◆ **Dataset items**
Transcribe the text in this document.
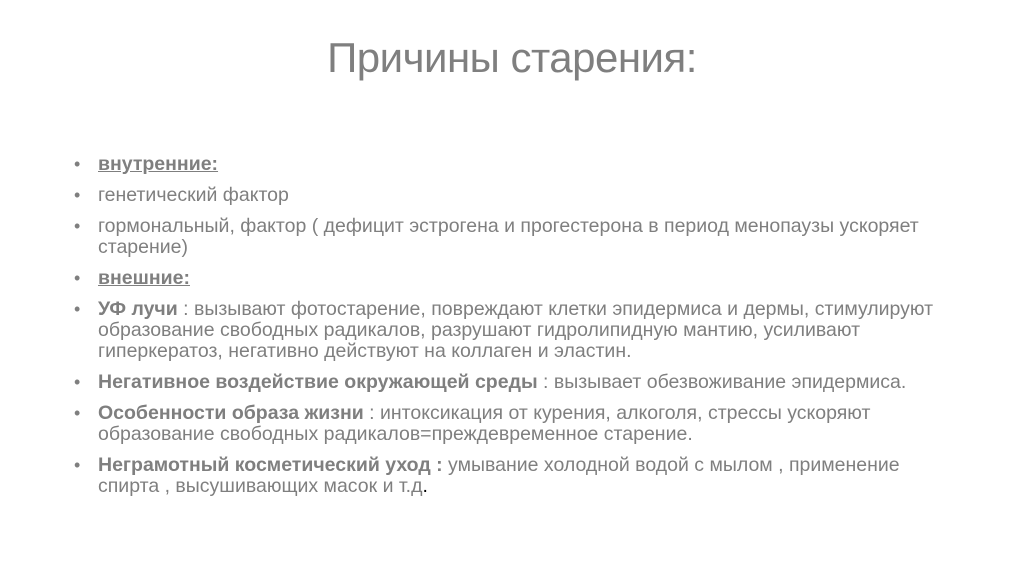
Причины старения:
• внутренние:
• генетический фактор
• гормональный, фактор ( дефицит эстрогена и прогестерона в период менопаузы ускоряет старение)
• внешние:
• УФ лучи : вызывают фотостарение, повреждают клетки эпидермиса и дермы, стимулируют образование свободных радикалов, разрушают гидролипидную мантию, усиливают гиперкератоз, негативно действуют на коллаген и эластин.
• Негативное воздействие окружающей среды : вызывает обезвоживание эпидермиса.
• Особенности образа жизни : интоксикация от курения, алкоголя, стрессы ускоряют образование свободных радикалов=преждевременное старение.
• Неграмотный косметический уход : умывание холодной водой с мылом , применение спирта , высушивающих масок и т.д.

◆ **AIM**
Count the lines in the records above that contain the word "фактор", and give only that number.

◆ **TASK RESULT**
2